Now, here, gentlemen, are four distinct legal provisions, all designed to protect slave property. By these provisions, four distinct legal offences are created. The law, by creating and defining these offences, has authoritatively declared that one of them is not either of the others of them. “Stealing” is one thing. “Counselling, hiring,” &c., a man to steal, is not stealing itself. “Enticing and persuading” a slave to run away from his master is not stealing. “Transporting” a slave out of the jurisdiction is not stealing. The inquiry for you, therefore, is whether the prisoner is guilty of any of these offences, and if of any, then, of which.
Now, gentlemen, let me take advantage of a map which is lying here accidentally before me, to illustrate this case. Four states,—Pennsylvania, Maryland, Virginia, and North Carolina, are here represented. The boundaries between them are distinctly marked. Pennsylvania is not Maryland, nor either of the others. Maryland is not Virginia, nor either of the others; and so of the rest. Just so it is with the offences created by these statutes. Any one of them is not either of the others. It is as plain that the offence of “transporting” a slave out of the jurisdiction is as different from the offence of stealing a slave, as this geographical shape of Maryland is different from this geographical shape of Pennsylvania. As, therefore, if the geographical metes and bounds of the State of Maryland were shown to you, you could not say, upon your oaths, that it was a description of the State of Pennsylvania; so, if the offence of “transporting” be proved to you, you cannot say, on your oaths, that it is the offence of stealing.

Information provided »

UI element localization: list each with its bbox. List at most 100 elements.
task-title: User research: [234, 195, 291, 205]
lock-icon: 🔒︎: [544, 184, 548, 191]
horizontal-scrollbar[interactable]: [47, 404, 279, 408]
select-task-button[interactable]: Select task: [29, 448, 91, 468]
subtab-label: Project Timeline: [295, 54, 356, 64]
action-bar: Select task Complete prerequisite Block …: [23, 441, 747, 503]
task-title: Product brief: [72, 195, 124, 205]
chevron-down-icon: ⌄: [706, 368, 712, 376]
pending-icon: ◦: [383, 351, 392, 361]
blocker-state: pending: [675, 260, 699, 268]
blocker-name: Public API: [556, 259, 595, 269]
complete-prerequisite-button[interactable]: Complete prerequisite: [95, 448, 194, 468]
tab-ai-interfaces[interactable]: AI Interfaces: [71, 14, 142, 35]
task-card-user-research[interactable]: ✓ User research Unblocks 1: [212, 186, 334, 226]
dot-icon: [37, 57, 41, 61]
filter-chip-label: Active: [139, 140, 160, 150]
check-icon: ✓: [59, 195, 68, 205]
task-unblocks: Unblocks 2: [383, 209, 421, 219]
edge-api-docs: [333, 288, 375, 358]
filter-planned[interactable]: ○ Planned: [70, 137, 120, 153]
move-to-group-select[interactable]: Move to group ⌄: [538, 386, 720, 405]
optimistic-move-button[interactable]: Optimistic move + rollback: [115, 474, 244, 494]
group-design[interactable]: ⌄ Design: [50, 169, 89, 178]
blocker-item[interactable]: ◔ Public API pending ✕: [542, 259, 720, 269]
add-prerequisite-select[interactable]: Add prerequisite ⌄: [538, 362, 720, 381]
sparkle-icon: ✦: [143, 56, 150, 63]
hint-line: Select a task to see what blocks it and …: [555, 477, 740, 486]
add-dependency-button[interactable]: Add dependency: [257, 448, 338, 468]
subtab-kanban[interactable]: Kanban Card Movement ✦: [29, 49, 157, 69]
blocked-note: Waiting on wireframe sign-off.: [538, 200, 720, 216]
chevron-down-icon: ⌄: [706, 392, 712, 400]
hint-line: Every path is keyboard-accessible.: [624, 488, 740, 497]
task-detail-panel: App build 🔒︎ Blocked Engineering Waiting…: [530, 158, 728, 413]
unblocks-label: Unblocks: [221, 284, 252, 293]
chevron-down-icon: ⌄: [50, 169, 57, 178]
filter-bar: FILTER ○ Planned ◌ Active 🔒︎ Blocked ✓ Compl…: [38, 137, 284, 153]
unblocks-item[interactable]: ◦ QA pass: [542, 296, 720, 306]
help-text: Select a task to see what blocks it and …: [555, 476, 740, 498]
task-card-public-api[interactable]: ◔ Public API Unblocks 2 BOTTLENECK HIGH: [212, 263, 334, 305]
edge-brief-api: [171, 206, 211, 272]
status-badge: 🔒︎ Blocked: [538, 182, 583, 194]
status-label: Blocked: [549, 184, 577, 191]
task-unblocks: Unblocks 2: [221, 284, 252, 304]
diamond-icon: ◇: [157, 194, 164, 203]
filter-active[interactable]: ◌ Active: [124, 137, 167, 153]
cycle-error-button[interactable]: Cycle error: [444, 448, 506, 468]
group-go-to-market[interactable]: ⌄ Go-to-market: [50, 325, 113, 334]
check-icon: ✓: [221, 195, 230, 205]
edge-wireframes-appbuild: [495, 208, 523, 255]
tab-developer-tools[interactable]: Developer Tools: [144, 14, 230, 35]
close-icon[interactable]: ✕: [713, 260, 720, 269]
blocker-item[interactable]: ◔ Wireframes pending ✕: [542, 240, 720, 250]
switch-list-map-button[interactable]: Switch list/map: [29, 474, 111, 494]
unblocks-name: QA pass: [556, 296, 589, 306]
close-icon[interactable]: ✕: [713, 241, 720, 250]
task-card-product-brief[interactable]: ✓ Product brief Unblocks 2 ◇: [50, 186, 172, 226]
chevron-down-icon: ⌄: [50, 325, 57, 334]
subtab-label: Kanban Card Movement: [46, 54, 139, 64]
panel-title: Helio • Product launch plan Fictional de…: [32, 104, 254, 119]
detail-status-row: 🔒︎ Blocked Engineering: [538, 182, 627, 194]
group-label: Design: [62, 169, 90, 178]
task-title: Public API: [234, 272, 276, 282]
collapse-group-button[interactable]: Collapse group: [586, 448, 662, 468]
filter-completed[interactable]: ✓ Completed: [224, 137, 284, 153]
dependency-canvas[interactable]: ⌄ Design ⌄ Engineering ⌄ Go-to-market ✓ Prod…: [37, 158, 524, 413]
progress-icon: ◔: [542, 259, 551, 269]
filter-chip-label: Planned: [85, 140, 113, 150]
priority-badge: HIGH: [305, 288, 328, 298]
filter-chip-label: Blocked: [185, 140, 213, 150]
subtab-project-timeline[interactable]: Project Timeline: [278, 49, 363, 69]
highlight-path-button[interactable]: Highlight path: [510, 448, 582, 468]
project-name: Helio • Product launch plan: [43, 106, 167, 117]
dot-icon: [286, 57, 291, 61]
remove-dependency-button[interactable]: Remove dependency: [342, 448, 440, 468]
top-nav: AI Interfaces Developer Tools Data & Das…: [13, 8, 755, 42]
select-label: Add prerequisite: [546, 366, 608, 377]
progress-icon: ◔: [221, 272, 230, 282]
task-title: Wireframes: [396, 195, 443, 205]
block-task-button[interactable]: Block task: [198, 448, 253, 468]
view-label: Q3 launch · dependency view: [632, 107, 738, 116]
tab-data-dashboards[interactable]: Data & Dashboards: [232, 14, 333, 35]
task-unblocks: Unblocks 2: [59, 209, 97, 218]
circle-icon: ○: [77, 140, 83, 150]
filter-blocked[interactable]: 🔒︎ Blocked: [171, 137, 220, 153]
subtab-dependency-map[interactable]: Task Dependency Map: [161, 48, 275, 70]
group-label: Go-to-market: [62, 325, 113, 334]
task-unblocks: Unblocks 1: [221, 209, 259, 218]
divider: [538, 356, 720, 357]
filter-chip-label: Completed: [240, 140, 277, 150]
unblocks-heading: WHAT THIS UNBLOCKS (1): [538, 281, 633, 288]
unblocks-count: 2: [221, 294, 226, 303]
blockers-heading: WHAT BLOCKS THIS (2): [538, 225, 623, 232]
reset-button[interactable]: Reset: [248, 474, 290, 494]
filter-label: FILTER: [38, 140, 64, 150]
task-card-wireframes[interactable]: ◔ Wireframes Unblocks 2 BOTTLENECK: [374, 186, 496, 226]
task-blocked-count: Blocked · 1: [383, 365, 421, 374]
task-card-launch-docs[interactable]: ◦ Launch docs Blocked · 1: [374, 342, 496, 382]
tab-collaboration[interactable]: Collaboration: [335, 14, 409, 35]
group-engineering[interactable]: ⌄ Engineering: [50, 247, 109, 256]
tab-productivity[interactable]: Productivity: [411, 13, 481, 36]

Stated task 1 » In the source text on slave property offences, which four states does the map represent?
Stated task 2 » Copy the records word for word, starting at their first line and going on through the line with "subtab-label: Project Timeline: [295, 54, 356, 64]".

Written answer 1 » Pennsylvania, Maryland, Virginia, and North Carolina.

Written answer 2 »
UI element localization: list each with its bbox. List at most 100 elements.
task-title: User research: [234, 195, 291, 205]
lock-icon: 🔒︎: [544, 184, 548, 191]
horizontal-scrollbar[interactable]: [47, 404, 279, 408]
select-task-button[interactable]: Select task: [29, 448, 91, 468]
subtab-label: Project Timeline: [295, 54, 356, 64]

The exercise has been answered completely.